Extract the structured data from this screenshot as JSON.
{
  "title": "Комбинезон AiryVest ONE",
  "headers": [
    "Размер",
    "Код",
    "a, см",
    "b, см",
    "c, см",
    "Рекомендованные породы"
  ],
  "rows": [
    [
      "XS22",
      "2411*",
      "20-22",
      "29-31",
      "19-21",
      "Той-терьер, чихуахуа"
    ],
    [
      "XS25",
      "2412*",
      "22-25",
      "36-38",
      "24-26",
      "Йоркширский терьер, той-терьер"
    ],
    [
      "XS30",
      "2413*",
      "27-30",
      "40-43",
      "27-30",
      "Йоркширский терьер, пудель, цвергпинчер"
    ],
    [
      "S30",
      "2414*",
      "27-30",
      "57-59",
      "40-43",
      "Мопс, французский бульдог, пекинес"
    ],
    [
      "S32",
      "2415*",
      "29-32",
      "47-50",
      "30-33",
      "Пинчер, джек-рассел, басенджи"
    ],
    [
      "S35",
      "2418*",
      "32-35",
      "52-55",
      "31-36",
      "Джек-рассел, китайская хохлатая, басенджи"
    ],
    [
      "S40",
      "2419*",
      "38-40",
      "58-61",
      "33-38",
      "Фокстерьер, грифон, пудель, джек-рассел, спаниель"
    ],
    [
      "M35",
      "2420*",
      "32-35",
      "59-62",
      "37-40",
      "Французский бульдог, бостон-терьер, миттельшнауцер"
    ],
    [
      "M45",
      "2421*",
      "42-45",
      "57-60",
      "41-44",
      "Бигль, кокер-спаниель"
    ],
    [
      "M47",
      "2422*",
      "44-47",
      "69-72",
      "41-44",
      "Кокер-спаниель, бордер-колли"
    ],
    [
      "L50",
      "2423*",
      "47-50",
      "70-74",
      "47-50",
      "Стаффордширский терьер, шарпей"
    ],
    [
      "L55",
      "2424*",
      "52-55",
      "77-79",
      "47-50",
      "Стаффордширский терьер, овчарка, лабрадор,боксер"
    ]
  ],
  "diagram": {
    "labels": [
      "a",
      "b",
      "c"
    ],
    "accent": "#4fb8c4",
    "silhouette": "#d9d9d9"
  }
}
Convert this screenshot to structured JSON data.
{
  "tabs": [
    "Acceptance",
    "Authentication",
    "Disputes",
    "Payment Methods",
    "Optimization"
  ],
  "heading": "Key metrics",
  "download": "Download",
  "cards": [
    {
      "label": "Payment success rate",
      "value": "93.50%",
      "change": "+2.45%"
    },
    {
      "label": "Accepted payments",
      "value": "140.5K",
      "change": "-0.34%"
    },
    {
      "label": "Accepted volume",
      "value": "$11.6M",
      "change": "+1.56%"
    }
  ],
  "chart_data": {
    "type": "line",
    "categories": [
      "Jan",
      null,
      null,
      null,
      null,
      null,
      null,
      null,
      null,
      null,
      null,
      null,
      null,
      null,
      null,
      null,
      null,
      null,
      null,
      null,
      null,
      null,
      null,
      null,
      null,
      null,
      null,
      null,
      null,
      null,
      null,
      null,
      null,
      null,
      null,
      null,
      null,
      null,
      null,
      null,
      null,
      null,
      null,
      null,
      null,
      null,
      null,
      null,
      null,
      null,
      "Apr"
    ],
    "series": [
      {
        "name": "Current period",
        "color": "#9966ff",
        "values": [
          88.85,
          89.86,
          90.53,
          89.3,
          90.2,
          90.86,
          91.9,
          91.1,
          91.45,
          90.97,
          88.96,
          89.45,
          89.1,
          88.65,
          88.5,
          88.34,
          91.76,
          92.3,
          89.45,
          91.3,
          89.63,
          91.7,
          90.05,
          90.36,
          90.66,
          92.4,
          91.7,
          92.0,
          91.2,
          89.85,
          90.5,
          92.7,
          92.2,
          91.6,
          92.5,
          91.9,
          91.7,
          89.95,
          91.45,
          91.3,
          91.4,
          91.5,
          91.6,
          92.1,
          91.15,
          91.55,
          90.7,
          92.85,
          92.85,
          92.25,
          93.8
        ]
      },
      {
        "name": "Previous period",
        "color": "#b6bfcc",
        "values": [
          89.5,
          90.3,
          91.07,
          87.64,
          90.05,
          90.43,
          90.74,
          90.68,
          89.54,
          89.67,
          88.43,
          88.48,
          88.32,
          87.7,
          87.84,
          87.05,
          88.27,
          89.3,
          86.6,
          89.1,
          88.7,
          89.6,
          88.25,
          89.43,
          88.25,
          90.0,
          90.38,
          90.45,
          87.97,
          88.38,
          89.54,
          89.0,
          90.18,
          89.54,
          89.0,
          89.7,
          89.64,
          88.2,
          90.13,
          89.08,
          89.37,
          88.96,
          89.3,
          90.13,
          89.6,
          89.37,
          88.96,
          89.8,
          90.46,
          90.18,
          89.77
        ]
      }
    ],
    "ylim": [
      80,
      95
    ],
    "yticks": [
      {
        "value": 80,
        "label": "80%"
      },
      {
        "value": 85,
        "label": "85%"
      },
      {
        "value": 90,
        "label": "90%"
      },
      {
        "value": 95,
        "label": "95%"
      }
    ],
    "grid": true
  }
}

○ ○ ○

▶ [What you will do]: Please give back all of the records exactly as written.

▶ [Task solution]:
Extract the structured data from this screenshot as JSON.
{
  "title": "Комбинезон AiryVest ONE",
  "headers": [
    "Размер",
    "Код",
    "a, см",
    "b, см",
    "c, см",
    "Рекомендованные породы"
  ],
  "rows": [
    [
      "XS22",
      "2411*",
      "20-22",
      "29-31",
      "19-21",
      "Той-терьер, чихуахуа"
    ],
    [
      "XS25",
      "2412*",
      "22-25",
      "36-38",
      "24-26",
      "Йоркширский терьер, той-терьер"
    ],
    [
      "XS30",
      "2413*",
      "27-30",
      "40-43",
      "27-30",
      "Йоркширский терьер, пудель, цвергпинчер"
    ],
    [
      "S30",
      "2414*",
      "27-30",
      "57-59",
      "40-43",
      "Мопс, французский бульдог, пекинес"
    ],
    [
      "S32",
      "2415*",
      "29-32",
      "47-50",
      "30-33",
      "Пинчер, джек-рассел, басенджи"
    ],
    [
      "S35",
      "2418*",
      "32-35",
      "52-55",
      "31-36",
      "Джек-рассел, китайская хохлатая, басенджи"
    ],
    [
      "S40",
      "2419*",
      "38-40",
      "58-61",
      "33-38",
      "Фокстерьер, грифон, пудель, джек-рассел, спаниель"
    ],
    [
      "M35",
      "2420*",
      "32-35",
      "59-62",
      "37-40",
      "Французский бульдог, бостон-терьер, миттельшнауцер"
    ],
    [
      "M45",
      "2421*",
      "42-45",
      "57-60",
      "41-44",
      "Бигль, кокер-спаниель"
    ],
    [
      "M47",
      "2422*",
      "44-47",
      "69-72",
      "41-44",
      "Кокер-спаниель, бордер-колли"
    ],
    [
      "L50",
      "2423*",
      "47-50",
      "70-74",
      "47-50",
      "Стаффордширский терьер, шарпей"
    ],
    [
      "L55",
      "2424*",
      "52-55",
      "77-79",
      "47-50",
      "Стаффордширский терьер, овчарка, лабрадор,боксер"
    ]
  ],
  "diagram": {
    "labels": [
      "a",
      "b",
      "c"
    ],
    "accent": "#4fb8c4",
    "silhouette": "#d9d9d9"
  }
}
Convert this screenshot to structured JSON data.
{
  "tabs": [
    "Acceptance",
    "Authentication",
    "Disputes",
    "Payment Methods",
    "Optimization"
  ],
  "heading": "Key metrics",
  "download": "Download",
  "cards": [
    {
      "label": "Payment success rate",
      "value": "93.50%",
      "change": "+2.45%"
    },
    {
      "label": "Accepted payments",
      "value": "140.5K",
      "change": "-0.34%"
    },
    {
      "label": "Accepted volume",
      "value": "$11.6M",
      "change": "+1.56%"
    }
  ],
  "chart_data": {
    "type": "line",
    "categories": [
      "Jan",
      null,
      null,
      null,
      null,
      null,
      null,
      null,
      null,
      null,
      null,
      null,
      null,
      null,
      null,
      null,
      null,
      null,
      null,
      null,
      null,
      null,
      null,
      null,
      null,
      null,
      null,
      null,
      null,
      null,
      null,
      null,
      null,
      null,
      null,
      null,
      null,
      null,
      null,
      null,
      null,
      null,
      null,
      null,
      null,
      null,
      null,
      null,
      null,
      null,
      "Apr"
    ],
    "series": [
      {
        "name": "Current period",
        "color": "#9966ff",
        "values": [
          88.85,
          89.86,
          90.53,
          89.3,
          90.2,
          90.86,
          91.9,
          91.1,
          91.45,
          90.97,
          88.96,
          89.45,
          89.1,
          88.65,
          88.5,
          88.34,
          91.76,
          92.3,
          89.45,
          91.3,
          89.63,
          91.7,
          90.05,
          90.36,
          90.66,
          92.4,
          91.7,
          92.0,
          91.2,
          89.85,
          90.5,
          92.7,
          92.2,
          91.6,
          92.5,
          91.9,
          91.7,
          89.95,
          91.45,
          91.3,
          91.4,
          91.5,
          91.6,
          92.1,
          91.15,
          91.55,
          90.7,
          92.85,
          92.85,
          92.25,
          93.8
        ]
      },
      {
        "name": "Previous period",
        "color": "#b6bfcc",
        "values": [
          89.5,
          90.3,
          91.07,
          87.64,
          90.05,
          90.43,
          90.74,
          90.68,
          89.54,
          89.67,
          88.43,
          88.48,
          88.32,
          87.7,
          87.84,
          87.05,
          88.27,
          89.3,
          86.6,
          89.1,
          88.7,
          89.6,
          88.25,
          89.43,
          88.25,
          90.0,
          90.38,
          90.45,
          87.97,
          88.38,
          89.54,
          89.0,
          90.18,
          89.54,
          89.0,
          89.7,
          89.64,
          88.2,
          90.13,
          89.08,
          89.37,
          88.96,
          89.3,
          90.13,
          89.6,
          89.37,
          88.96,
          89.8,
          90.46,
          90.18,
          89.77
        ]
      }
    ],
    "ylim": [
      80,
      95
    ],
    "yticks": [
      {
        "value": 80,
        "label": "80%"
      },
      {
        "value": 85,
        "label": "85%"
      },
      {
        "value": 90,
        "label": "90%"
      },
      {
        "value": 95,
        "label": "95%"
      }
    ],
    "grid": true
  }
}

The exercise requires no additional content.